# [Supplied material]

=-=-=

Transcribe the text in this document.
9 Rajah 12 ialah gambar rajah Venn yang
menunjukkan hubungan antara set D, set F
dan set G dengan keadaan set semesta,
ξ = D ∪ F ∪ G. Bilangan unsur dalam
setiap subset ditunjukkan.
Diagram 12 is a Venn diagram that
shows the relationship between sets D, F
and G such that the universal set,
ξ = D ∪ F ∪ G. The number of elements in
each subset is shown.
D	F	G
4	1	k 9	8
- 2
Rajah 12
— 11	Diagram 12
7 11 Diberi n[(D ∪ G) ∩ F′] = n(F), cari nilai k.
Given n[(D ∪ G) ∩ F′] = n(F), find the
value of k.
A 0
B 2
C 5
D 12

=-=-=

Return all of the data exactly as it reads.

Transcribe the text in this document.
9 Rajah 12 ialah gambar rajah Venn yang
menunjukkan hubungan antara set D, set F
dan set G dengan keadaan set semesta,
ξ = D ∪ F ∪ G. Bilangan unsur dalam
setiap subset ditunjukkan.
Diagram 12 is a Venn diagram that
shows the relationship between sets D, F
and G such that the universal set,
ξ = D ∪ F ∪ G. The number of elements in
each subset is shown.
D	F	G
4	1	k 9	8
- 2
Rajah 12
— 11	Diagram 12
7 11 Diberi n[(D ∪ G) ∩ F′] = n(F), cari nilai k.
Given n[(D ∪ G) ∩ F′] = n(F), find the
value of k.
A 0
B 2
C 5
D 12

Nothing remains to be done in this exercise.